**Given request:** Identify the line that contains "Read out every word on this page." in the material. Output it and every line after it, unchanged, through the end.

Dataset entries
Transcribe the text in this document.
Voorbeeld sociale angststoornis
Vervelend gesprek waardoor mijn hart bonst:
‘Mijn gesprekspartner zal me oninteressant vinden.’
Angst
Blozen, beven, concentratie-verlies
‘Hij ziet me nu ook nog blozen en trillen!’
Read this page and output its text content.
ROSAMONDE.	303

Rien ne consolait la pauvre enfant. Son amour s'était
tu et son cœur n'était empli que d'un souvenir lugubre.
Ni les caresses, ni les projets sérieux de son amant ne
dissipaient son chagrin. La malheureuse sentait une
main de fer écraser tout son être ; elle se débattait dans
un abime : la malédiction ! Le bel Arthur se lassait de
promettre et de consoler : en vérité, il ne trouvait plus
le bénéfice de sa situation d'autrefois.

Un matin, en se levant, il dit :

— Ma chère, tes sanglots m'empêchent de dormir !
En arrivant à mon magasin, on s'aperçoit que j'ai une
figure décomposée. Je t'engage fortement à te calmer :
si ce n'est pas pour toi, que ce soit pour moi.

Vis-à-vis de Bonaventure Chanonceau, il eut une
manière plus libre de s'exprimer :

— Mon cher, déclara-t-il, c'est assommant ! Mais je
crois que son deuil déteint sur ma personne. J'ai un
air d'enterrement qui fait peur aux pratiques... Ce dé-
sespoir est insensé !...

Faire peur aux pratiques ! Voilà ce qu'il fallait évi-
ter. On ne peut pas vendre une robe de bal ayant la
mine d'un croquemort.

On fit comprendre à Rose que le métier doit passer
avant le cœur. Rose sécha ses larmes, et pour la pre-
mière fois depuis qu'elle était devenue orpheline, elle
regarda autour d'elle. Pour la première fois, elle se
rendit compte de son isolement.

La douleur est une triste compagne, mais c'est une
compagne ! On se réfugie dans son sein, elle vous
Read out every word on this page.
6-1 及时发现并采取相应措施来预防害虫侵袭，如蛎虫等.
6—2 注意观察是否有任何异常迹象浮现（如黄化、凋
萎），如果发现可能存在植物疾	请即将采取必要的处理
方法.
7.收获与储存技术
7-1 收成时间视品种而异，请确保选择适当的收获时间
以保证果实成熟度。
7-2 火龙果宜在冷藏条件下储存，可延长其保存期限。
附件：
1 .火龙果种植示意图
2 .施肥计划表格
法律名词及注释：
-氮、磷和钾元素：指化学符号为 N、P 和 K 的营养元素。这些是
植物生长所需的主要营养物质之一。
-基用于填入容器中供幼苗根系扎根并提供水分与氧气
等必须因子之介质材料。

**Reply to the task:**
Read out every word on this page.
6-1 及时发现并采取相应措施来预防害虫侵袭，如蛎虫等.
6—2 注意观察是否有任何异常迹象浮现（如黄化、凋
萎），如果发现可能存在植物疾	请即将采取必要的处理
方法.
7.收获与储存技术
7-1 收成时间视品种而异，请确保选择适当的收获时间
以保证果实成熟度。
7-2 火龙果宜在冷藏条件下储存，可延长其保存期限。
附件：
1 .火龙果种植示意图
2 .施肥计划表格
法律名词及注释：
-氮、磷和钾元素：指化学符号为 N、P 和 K 的营养元素。这些是
植物生长所需的主要营养物质之一。
-基用于填入容器中供幼苗根系扎根并提供水分与氧气
等必须因子之介质材料。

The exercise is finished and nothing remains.